* Your objective
Copy every line of the data exactly, leaving nothing out.

* Available records
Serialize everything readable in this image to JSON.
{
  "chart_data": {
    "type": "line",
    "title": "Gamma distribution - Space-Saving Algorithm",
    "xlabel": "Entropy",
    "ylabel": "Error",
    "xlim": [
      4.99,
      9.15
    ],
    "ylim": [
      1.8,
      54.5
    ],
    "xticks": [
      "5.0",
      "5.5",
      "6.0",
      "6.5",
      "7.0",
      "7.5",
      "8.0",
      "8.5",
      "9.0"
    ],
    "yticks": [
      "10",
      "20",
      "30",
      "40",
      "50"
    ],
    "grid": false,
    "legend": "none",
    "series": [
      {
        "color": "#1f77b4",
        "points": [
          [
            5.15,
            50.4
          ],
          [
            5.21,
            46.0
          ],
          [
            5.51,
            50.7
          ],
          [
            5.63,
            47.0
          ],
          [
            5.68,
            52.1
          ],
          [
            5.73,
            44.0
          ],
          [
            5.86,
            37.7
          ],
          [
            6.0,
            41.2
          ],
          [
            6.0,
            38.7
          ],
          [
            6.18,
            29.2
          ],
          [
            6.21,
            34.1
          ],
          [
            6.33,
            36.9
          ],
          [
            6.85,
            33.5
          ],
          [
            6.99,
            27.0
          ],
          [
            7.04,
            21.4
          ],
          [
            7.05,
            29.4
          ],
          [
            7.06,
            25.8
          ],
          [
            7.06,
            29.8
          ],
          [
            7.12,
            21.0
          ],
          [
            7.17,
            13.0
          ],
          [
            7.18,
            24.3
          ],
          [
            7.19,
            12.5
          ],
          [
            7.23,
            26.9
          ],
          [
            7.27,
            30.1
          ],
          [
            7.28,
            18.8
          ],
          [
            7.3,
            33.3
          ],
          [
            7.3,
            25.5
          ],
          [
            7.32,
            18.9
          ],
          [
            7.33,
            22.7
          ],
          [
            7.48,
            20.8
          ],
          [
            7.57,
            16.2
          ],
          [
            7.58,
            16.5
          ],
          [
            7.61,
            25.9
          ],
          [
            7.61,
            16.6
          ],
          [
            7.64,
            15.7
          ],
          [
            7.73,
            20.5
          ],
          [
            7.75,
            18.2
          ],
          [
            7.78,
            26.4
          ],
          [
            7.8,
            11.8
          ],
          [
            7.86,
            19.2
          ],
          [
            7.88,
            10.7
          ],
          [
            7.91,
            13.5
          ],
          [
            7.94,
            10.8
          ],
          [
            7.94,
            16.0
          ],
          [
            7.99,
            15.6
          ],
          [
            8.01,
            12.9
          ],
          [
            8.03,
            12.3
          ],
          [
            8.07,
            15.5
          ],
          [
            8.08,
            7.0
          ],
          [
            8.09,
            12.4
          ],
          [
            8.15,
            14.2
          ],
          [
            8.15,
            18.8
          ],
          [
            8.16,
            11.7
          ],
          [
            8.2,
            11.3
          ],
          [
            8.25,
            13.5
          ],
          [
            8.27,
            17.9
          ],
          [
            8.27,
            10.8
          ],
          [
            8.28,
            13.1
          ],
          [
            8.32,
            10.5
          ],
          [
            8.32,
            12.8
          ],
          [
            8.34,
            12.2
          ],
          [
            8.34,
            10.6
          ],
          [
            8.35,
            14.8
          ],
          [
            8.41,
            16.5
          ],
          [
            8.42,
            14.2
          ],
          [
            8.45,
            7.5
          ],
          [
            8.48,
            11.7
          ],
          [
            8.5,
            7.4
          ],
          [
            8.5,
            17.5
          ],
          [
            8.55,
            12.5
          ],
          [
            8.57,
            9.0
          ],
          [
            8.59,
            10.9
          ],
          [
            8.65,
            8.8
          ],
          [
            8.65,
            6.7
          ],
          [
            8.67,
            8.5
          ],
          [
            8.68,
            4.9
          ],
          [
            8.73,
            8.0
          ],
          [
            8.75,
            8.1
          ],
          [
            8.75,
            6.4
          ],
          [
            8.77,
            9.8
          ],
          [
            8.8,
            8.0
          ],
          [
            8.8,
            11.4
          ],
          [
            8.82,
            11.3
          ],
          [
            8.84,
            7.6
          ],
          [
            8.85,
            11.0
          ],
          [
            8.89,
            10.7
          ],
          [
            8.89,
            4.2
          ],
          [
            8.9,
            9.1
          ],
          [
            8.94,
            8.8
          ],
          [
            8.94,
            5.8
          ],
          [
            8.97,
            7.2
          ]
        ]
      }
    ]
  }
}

* Written response
Serialize everything readable in this image to JSON.
{
  "chart_data": {
    "type": "line",
    "title": "Gamma distribution - Space-Saving Algorithm",
    "xlabel": "Entropy",
    "ylabel": "Error",
    "xlim": [
      4.99,
      9.15
    ],
    "ylim": [
      1.8,
      54.5
    ],
    "xticks": [
      "5.0",
      "5.5",
      "6.0",
      "6.5",
      "7.0",
      "7.5",
      "8.0",
      "8.5",
      "9.0"
    ],
    "yticks": [
      "10",
      "20",
      "30",
      "40",
      "50"
    ],
    "grid": false,
    "legend": "none",
    "series": [
      {
        "color": "#1f77b4",
        "points": [
          [
            5.15,
            50.4
          ],
          [
            5.21,
            46.0
          ],
          [
            5.51,
            50.7
          ],
          [
            5.63,
            47.0
          ],
          [
            5.68,
            52.1
          ],
          [
            5.73,
            44.0
          ],
          [
            5.86,
            37.7
          ],
          [
            6.0,
            41.2
          ],
          [
            6.0,
            38.7
          ],
          [
            6.18,
            29.2
          ],
          [
            6.21,
            34.1
          ],
          [
            6.33,
            36.9
          ],
          [
            6.85,
            33.5
          ],
          [
            6.99,
            27.0
          ],
          [
            7.04,
            21.4
          ],
          [
            7.05,
            29.4
          ],
          [
            7.06,
            25.8
          ],
          [
            7.06,
            29.8
          ],
          [
            7.12,
            21.0
          ],
          [
            7.17,
            13.0
          ],
          [
            7.18,
            24.3
          ],
          [
            7.19,
            12.5
          ],
          [
            7.23,
            26.9
          ],
          [
            7.27,
            30.1
          ],
          [
            7.28,
            18.8
          ],
          [
            7.3,
            33.3
          ],
          [
            7.3,
            25.5
          ],
          [
            7.32,
            18.9
          ],
          [
            7.33,
            22.7
          ],
          [
            7.48,
            20.8
          ],
          [
            7.57,
            16.2
          ],
          [
            7.58,
            16.5
          ],
          [
            7.61,
            25.9
          ],
          [
            7.61,
            16.6
          ],
          [
            7.64,
            15.7
          ],
          [
            7.73,
            20.5
          ],
          [
            7.75,
            18.2
          ],
          [
            7.78,
            26.4
          ],
          [
            7.8,
            11.8
          ],
          [
            7.86,
            19.2
          ],
          [
            7.88,
            10.7
          ],
          [
            7.91,
            13.5
          ],
          [
            7.94,
            10.8
          ],
          [
            7.94,
            16.0
          ],
          [
            7.99,
            15.6
          ],
          [
            8.01,
            12.9
          ],
          [
            8.03,
            12.3
          ],
          [
            8.07,
            15.5
          ],
          [
            8.08,
            7.0
          ],
          [
            8.09,
            12.4
          ],
          [
            8.15,
            14.2
          ],
          [
            8.15,
            18.8
          ],
          [
            8.16,
            11.7
          ],
          [
            8.2,
            11.3
          ],
          [
            8.25,
            13.5
          ],
          [
            8.27,
            17.9
          ],
          [
            8.27,
            10.8
          ],
          [
            8.28,
            13.1
          ],
          [
            8.32,
            10.5
          ],
          [
            8.32,
            12.8
          ],
          [
            8.34,
            12.2
          ],
          [
            8.34,
            10.6
          ],
          [
            8.35,
            14.8
          ],
          [
            8.41,
            16.5
          ],
          [
            8.42,
            14.2
          ],
          [
            8.45,
            7.5
          ],
          [
            8.48,
            11.7
          ],
          [
            8.5,
            7.4
          ],
          [
            8.5,
            17.5
          ],
          [
            8.55,
            12.5
          ],
          [
            8.57,
            9.0
          ],
          [
            8.59,
            10.9
          ],
          [
            8.65,
            8.8
          ],
          [
            8.65,
            6.7
          ],
          [
            8.67,
            8.5
          ],
          [
            8.68,
            4.9
          ],
          [
            8.73,
            8.0
          ],
          [
            8.75,
            8.1
          ],
          [
            8.75,
            6.4
          ],
          [
            8.77,
            9.8
          ],
          [
            8.8,
            8.0
          ],
          [
            8.8,
            11.4
          ],
          [
            8.82,
            11.3
          ],
          [
            8.84,
            7.6
          ],
          [
            8.85,
            11.0
          ],
          [
            8.89,
            10.7
          ],
          [
            8.89,
            4.2
          ],
          [
            8.9,
            9.1
          ],
          [
            8.94,
            8.8
          ],
          [
            8.94,
            5.8
          ],
          [
            8.97,
            7.2
          ]
        ]
      }
    ]
  }
}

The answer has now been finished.